§ **Work required**
Gather up the lines that contain "triggered".

§ **Stored data**

=-=-=

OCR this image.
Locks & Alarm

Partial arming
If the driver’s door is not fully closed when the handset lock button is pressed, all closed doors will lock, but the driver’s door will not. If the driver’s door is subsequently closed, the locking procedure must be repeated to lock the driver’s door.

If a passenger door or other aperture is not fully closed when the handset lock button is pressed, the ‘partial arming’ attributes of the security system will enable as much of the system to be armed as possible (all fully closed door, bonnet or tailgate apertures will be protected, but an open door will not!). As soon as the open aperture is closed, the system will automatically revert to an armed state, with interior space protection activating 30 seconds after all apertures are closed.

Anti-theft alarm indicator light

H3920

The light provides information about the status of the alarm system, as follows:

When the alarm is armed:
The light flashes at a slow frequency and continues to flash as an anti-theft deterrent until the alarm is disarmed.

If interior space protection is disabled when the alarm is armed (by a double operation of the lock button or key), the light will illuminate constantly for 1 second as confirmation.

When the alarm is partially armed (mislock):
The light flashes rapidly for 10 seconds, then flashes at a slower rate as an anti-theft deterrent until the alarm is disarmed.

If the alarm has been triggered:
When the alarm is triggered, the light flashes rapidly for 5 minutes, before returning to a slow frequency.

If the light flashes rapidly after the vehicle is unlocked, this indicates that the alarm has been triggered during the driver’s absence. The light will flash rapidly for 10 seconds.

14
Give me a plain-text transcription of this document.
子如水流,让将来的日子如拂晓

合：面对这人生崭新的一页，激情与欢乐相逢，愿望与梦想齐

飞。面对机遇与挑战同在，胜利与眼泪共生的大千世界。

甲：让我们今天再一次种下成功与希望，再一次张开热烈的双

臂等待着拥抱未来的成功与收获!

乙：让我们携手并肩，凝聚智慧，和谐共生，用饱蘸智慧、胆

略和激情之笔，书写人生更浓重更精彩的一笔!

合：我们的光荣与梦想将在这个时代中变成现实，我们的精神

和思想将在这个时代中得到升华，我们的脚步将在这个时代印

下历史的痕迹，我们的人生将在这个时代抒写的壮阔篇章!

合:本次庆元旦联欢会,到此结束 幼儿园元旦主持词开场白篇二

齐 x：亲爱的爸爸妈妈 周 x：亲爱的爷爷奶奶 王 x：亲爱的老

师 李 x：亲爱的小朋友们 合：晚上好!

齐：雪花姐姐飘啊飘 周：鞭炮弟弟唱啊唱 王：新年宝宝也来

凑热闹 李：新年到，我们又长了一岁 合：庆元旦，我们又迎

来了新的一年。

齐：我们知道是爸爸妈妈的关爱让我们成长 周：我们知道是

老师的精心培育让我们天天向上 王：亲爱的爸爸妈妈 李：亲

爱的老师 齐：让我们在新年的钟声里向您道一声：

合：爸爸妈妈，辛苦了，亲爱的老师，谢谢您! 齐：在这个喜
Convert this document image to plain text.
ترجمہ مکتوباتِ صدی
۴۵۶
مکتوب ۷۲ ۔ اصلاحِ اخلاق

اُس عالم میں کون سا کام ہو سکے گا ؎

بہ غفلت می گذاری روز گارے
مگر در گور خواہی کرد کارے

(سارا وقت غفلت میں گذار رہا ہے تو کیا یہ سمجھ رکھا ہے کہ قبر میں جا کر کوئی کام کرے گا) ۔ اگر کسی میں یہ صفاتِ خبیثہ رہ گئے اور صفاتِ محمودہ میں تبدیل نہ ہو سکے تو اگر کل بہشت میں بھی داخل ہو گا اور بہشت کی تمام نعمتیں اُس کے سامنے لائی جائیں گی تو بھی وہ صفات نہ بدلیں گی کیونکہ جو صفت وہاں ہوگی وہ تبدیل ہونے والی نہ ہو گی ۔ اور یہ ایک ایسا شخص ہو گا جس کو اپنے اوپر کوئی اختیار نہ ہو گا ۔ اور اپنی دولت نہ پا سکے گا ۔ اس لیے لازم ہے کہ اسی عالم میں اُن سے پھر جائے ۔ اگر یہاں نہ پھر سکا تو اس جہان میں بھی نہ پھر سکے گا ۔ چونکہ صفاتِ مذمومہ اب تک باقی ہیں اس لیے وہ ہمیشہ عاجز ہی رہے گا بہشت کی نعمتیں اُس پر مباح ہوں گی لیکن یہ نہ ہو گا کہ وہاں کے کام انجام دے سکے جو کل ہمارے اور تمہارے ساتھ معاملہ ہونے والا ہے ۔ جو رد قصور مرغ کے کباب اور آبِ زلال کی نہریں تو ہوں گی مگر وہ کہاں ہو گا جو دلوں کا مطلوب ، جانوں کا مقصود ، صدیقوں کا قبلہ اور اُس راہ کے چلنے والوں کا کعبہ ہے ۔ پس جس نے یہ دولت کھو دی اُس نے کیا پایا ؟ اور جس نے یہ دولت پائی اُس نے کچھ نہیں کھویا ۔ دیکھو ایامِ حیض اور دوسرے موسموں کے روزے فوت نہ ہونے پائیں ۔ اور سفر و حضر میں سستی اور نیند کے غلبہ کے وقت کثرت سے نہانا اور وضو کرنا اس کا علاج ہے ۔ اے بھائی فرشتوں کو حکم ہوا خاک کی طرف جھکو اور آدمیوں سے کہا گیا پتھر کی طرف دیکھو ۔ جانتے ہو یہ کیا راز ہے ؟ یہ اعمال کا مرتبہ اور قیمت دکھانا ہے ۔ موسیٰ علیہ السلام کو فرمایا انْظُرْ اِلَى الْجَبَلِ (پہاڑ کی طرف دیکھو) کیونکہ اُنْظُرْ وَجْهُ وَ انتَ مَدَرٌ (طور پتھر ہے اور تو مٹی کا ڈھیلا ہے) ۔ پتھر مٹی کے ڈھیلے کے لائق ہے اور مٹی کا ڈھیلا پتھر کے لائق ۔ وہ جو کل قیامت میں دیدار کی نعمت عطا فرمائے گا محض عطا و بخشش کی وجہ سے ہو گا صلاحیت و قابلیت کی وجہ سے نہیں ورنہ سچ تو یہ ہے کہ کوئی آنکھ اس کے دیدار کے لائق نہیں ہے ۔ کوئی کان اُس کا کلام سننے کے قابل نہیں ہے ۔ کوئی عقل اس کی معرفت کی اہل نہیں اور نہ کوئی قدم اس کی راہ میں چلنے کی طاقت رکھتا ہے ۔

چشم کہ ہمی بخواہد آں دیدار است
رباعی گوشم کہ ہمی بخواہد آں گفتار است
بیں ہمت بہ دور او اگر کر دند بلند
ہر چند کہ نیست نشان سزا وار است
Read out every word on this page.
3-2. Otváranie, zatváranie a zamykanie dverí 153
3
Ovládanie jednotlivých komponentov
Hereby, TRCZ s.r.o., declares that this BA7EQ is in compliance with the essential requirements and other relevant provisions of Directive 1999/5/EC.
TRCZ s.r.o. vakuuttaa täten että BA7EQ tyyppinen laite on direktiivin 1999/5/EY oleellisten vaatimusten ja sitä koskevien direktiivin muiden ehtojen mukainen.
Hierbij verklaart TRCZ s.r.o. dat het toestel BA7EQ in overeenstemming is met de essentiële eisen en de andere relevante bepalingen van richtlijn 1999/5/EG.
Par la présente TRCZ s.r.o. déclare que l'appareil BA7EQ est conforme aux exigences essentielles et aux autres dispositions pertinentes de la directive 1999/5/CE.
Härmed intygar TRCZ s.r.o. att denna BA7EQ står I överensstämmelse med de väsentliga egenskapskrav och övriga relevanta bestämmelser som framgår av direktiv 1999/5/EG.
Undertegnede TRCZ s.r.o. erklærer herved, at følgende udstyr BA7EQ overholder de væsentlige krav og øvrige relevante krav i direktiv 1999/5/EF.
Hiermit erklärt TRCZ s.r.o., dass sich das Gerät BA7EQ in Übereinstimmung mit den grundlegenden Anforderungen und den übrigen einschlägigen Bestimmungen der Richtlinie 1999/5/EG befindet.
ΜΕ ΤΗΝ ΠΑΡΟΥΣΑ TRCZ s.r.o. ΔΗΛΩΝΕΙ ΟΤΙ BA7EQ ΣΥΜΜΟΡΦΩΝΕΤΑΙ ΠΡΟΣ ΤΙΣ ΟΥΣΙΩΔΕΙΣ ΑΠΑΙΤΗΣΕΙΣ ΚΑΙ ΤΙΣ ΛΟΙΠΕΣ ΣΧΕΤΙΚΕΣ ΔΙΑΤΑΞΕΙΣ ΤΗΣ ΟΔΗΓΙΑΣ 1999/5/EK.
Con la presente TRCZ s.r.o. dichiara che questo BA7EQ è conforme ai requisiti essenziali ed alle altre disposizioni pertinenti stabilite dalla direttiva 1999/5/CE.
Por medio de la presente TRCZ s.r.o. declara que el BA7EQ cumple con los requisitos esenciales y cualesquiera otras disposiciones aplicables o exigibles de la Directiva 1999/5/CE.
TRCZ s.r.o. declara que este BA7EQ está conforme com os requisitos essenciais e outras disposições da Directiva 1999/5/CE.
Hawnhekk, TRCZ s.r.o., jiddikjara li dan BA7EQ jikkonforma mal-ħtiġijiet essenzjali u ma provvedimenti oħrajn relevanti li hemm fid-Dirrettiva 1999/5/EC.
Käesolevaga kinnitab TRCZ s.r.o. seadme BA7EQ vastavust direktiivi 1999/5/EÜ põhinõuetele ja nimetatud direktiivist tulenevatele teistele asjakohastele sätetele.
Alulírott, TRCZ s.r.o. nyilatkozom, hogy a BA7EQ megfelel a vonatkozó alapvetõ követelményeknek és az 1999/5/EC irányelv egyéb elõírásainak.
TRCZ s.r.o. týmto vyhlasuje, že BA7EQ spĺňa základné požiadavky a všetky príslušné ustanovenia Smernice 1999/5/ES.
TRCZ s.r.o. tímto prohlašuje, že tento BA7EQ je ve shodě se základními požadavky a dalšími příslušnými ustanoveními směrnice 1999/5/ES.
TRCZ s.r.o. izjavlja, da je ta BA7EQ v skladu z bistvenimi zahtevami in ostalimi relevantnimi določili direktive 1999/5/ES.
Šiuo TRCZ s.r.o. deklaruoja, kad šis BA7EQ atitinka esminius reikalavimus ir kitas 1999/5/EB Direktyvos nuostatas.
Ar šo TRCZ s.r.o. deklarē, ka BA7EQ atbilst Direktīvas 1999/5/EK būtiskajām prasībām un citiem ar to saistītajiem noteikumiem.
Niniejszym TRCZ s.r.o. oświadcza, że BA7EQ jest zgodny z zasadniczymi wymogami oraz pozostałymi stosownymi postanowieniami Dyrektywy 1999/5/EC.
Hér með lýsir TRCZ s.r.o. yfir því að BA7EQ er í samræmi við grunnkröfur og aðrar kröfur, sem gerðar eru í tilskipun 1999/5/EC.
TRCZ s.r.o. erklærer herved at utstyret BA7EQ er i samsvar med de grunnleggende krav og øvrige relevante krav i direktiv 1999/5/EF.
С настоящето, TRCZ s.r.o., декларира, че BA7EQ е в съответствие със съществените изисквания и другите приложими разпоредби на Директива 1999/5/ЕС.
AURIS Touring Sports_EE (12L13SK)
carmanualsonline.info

=-=-=

§ **Answer below**
If the alarm has been triggered:
When the alarm is triggered, the light flashes rapidly for 5 minutes, before returning to a slow frequency.
If the light flashes rapidly after the vehicle is unlocked, this indicates that the alarm has been triggered during the driver’s absence. The light will flash rapidly for 10 seconds.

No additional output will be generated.